Material provided –
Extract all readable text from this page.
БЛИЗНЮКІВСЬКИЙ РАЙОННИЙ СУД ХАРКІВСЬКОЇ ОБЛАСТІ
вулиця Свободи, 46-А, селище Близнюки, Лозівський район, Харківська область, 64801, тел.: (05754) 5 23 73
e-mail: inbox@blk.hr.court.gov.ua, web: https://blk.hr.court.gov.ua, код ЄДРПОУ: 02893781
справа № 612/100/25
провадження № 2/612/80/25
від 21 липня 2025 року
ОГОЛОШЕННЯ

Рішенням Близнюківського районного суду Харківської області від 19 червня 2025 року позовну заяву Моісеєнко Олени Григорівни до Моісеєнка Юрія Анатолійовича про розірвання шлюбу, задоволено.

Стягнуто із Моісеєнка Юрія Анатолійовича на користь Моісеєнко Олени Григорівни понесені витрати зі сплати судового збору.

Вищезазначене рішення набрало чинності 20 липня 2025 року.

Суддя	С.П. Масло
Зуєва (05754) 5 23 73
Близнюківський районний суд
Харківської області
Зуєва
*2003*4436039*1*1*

Exercise description – Go through the entries above and pull out each line with "Моісеєнко" in it.

Complete answer –
Рішенням Близнюківського районного суду Харківської області від 19 червня 2025 року позовну заяву Моісеєнко Олени Григорівни до Моісеєнка Юрія Анатолійовича про розірвання шлюбу, задоволено.
Стягнуто із Моісеєнка Юрія Анатолійовича на користь Моісеєнко Олени Григорівни понесені витрати зі сплати судового збору.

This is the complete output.